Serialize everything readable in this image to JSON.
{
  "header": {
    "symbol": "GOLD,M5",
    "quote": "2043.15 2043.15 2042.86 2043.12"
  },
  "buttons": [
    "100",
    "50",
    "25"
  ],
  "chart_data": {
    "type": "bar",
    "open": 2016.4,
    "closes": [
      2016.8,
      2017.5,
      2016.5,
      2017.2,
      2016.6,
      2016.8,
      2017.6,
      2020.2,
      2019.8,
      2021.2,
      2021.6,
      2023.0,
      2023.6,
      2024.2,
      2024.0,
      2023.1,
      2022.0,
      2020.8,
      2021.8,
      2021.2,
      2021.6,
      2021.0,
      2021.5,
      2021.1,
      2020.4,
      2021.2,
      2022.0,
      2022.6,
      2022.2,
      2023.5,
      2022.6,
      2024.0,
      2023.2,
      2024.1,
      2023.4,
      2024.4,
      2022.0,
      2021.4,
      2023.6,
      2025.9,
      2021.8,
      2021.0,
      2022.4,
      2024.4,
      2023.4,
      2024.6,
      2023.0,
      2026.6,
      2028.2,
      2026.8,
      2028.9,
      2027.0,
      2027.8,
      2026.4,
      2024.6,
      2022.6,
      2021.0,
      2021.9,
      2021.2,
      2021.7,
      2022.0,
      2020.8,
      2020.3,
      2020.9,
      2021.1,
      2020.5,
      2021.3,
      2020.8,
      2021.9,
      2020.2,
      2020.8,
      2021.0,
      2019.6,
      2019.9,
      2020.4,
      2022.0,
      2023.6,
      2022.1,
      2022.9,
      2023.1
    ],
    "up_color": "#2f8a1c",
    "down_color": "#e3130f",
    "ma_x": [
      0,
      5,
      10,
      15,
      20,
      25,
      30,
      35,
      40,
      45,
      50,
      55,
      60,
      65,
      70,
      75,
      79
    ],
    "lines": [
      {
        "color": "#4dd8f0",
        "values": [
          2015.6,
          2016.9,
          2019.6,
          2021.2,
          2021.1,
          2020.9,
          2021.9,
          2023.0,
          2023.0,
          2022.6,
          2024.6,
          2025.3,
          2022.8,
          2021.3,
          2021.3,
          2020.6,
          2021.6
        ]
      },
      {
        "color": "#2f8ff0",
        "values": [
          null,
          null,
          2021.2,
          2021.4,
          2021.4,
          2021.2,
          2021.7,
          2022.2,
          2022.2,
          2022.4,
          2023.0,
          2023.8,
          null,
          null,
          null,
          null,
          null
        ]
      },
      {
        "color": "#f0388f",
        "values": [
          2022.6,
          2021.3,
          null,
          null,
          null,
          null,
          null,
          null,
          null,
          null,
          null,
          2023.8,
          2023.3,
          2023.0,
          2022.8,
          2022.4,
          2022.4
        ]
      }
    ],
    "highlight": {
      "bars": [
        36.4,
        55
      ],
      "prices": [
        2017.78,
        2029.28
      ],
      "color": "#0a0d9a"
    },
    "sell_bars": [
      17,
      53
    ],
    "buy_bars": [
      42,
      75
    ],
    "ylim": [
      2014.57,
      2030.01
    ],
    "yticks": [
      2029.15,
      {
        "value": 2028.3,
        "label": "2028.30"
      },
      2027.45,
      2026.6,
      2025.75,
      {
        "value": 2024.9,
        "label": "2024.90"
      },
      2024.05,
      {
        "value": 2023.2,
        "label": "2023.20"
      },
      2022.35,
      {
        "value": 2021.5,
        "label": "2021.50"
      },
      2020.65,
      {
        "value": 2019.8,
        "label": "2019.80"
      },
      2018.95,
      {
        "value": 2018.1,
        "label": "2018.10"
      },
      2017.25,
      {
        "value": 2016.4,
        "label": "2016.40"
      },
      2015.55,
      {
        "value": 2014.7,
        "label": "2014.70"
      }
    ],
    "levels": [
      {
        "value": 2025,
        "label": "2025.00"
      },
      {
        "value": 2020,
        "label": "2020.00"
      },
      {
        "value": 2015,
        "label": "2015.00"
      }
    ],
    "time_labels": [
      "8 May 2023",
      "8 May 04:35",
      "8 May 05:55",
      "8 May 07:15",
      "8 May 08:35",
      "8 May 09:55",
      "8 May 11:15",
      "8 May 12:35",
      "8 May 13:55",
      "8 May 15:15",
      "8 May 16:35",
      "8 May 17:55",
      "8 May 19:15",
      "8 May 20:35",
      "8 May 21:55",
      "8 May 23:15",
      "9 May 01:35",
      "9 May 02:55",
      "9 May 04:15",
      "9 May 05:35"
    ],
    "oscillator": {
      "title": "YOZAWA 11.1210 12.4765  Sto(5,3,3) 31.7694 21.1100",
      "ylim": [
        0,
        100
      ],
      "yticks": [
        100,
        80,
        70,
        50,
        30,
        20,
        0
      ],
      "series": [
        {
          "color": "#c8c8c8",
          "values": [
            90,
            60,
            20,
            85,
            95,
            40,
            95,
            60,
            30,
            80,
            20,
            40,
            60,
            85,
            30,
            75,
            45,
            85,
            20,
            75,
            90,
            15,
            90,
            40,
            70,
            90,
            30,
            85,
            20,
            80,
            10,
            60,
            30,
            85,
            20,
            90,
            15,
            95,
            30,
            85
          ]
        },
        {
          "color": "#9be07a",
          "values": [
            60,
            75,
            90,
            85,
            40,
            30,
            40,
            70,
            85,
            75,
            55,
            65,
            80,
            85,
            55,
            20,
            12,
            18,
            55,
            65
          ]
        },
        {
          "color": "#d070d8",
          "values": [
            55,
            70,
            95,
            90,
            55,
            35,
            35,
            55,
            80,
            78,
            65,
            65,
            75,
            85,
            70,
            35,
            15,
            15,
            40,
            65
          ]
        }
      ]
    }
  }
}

==========

= YOUR GOAL =
Output all of the material, please, exactly as it stands.

= SOLUTION =
Serialize everything readable in this image to JSON.
{
  "header": {
    "symbol": "GOLD,M5",
    "quote": "2043.15 2043.15 2042.86 2043.12"
  },
  "buttons": [
    "100",
    "50",
    "25"
  ],
  "chart_data": {
    "type": "bar",
    "open": 2016.4,
    "closes": [
      2016.8,
      2017.5,
      2016.5,
      2017.2,
      2016.6,
      2016.8,
      2017.6,
      2020.2,
      2019.8,
      2021.2,
      2021.6,
      2023.0,
      2023.6,
      2024.2,
      2024.0,
      2023.1,
      2022.0,
      2020.8,
      2021.8,
      2021.2,
      2021.6,
      2021.0,
      2021.5,
      2021.1,
      2020.4,
      2021.2,
      2022.0,
      2022.6,
      2022.2,
      2023.5,
      2022.6,
      2024.0,
      2023.2,
      2024.1,
      2023.4,
      2024.4,
      2022.0,
      2021.4,
      2023.6,
      2025.9,
      2021.8,
      2021.0,
      2022.4,
      2024.4,
      2023.4,
      2024.6,
      2023.0,
      2026.6,
      2028.2,
      2026.8,
      2028.9,
      2027.0,
      2027.8,
      2026.4,
      2024.6,
      2022.6,
      2021.0,
      2021.9,
      2021.2,
      2021.7,
      2022.0,
      2020.8,
      2020.3,
      2020.9,
      2021.1,
      2020.5,
      2021.3,
      2020.8,
      2021.9,
      2020.2,
      2020.8,
      2021.0,
      2019.6,
      2019.9,
      2020.4,
      2022.0,
      2023.6,
      2022.1,
      2022.9,
      2023.1
    ],
    "up_color": "#2f8a1c",
    "down_color": "#e3130f",
    "ma_x": [
      0,
      5,
      10,
      15,
      20,
      25,
      30,
      35,
      40,
      45,
      50,
      55,
      60,
      65,
      70,
      75,
      79
    ],
    "lines": [
      {
        "color": "#4dd8f0",
        "values": [
          2015.6,
          2016.9,
          2019.6,
          2021.2,
          2021.1,
          2020.9,
          2021.9,
          2023.0,
          2023.0,
          2022.6,
          2024.6,
          2025.3,
          2022.8,
          2021.3,
          2021.3,
          2020.6,
          2021.6
        ]
      },
      {
        "color": "#2f8ff0",
        "values": [
          null,
          null,
          2021.2,
          2021.4,
          2021.4,
          2021.2,
          2021.7,
          2022.2,
          2022.2,
          2022.4,
          2023.0,
          2023.8,
          null,
          null,
          null,
          null,
          null
        ]
      },
      {
        "color": "#f0388f",
        "values": [
          2022.6,
          2021.3,
          null,
          null,
          null,
          null,
          null,
          null,
          null,
          null,
          null,
          2023.8,
          2023.3,
          2023.0,
          2022.8,
          2022.4,
          2022.4
        ]
      }
    ],
    "highlight": {
      "bars": [
        36.4,
        55
      ],
      "prices": [
        2017.78,
        2029.28
      ],
      "color": "#0a0d9a"
    },
    "sell_bars": [
      17,
      53
    ],
    "buy_bars": [
      42,
      75
    ],
    "ylim": [
      2014.57,
      2030.01
    ],
    "yticks": [
      2029.15,
      {
        "value": 2028.3,
        "label": "2028.30"
      },
      2027.45,
      2026.6,
      2025.75,
      {
        "value": 2024.9,
        "label": "2024.90"
      },
      2024.05,
      {
        "value": 2023.2,
        "label": "2023.20"
      },
      2022.35,
      {
        "value": 2021.5,
        "label": "2021.50"
      },
      2020.65,
      {
        "value": 2019.8,
        "label": "2019.80"
      },
      2018.95,
      {
        "value": 2018.1,
        "label": "2018.10"
      },
      2017.25,
      {
        "value": 2016.4,
        "label": "2016.40"
      },
      2015.55,
      {
        "value": 2014.7,
        "label": "2014.70"
      }
    ],
    "levels": [
      {
        "value": 2025,
        "label": "2025.00"
      },
      {
        "value": 2020,
        "label": "2020.00"
      },
      {
        "value": 2015,
        "label": "2015.00"
      }
    ],
    "time_labels": [
      "8 May 2023",
      "8 May 04:35",
      "8 May 05:55",
      "8 May 07:15",
      "8 May 08:35",
      "8 May 09:55",
      "8 May 11:15",
      "8 May 12:35",
      "8 May 13:55",
      "8 May 15:15",
      "8 May 16:35",
      "8 May 17:55",
      "8 May 19:15",
      "8 May 20:35",
      "8 May 21:55",
      "8 May 23:15",
      "9 May 01:35",
      "9 May 02:55",
      "9 May 04:15",
      "9 May 05:35"
    ],
    "oscillator": {
      "title": "YOZAWA 11.1210 12.4765  Sto(5,3,3) 31.7694 21.1100",
      "ylim": [
        0,
        100
      ],
      "yticks": [
        100,
        80,
        70,
        50,
        30,
        20,
        0
      ],
      "series": [
        {
          "color": "#c8c8c8",
          "values": [
            90,
            60,
            20,
            85,
            95,
            40,
            95,
            60,
            30,
            80,
            20,
            40,
            60,
            85,
            30,
            75,
            45,
            85,
            20,
            75,
            90,
            15,
            90,
            40,
            70,
            90,
            30,
            85,
            20,
            80,
            10,
            60,
            30,
            85,
            20,
            90,
            15,
            95,
            30,
            85
          ]
        },
        {
          "color": "#9be07a",
          "values": [
            60,
            75,
            90,
            85,
            40,
            30,
            40,
            70,
            85,
            75,
            55,
            65,
            80,
            85,
            55,
            20,
            12,
            18,
            55,
            65
          ]
        },
        {
          "color": "#d070d8",
          "values": [
            55,
            70,
            95,
            90,
            55,
            35,
            35,
            55,
            80,
            78,
            65,
            65,
            75,
            85,
            70,
            35,
            15,
            15,
            40,
            65
          ]
        }
      ]
    }
  }
}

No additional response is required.